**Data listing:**
──────
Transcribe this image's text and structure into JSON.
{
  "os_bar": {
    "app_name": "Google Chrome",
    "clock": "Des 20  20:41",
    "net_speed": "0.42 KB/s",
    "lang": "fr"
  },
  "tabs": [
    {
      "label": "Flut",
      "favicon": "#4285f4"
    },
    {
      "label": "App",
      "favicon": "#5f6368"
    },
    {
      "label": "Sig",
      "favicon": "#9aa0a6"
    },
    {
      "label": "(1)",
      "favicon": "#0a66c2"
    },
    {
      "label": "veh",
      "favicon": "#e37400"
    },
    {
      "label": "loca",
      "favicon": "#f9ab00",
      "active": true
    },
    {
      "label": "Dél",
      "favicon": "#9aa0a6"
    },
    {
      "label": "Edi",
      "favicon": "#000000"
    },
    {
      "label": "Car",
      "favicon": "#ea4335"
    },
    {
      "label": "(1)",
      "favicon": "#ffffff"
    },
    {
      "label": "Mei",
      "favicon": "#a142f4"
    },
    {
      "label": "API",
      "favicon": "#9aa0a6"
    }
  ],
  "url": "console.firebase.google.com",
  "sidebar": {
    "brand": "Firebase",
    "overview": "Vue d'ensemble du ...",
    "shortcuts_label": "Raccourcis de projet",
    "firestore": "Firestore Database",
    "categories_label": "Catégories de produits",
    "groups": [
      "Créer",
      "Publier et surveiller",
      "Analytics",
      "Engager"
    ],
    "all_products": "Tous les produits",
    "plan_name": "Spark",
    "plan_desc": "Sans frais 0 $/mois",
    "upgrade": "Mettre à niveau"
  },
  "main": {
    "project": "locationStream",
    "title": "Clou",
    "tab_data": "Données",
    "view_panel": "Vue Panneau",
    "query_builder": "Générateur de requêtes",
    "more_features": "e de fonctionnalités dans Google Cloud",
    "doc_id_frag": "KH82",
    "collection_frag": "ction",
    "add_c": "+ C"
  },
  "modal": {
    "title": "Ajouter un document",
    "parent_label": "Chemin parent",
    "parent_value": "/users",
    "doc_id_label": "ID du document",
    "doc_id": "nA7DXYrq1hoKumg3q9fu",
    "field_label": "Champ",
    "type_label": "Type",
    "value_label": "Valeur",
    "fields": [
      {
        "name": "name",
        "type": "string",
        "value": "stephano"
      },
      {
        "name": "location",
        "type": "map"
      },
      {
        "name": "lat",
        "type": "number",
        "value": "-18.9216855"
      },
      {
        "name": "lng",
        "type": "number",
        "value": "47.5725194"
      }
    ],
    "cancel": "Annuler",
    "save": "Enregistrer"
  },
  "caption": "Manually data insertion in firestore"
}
──────
**Stated problem:** Return each line that includes "title".

**Exercise result:**
    "title": "Clou",
    "title": "Ajouter un document",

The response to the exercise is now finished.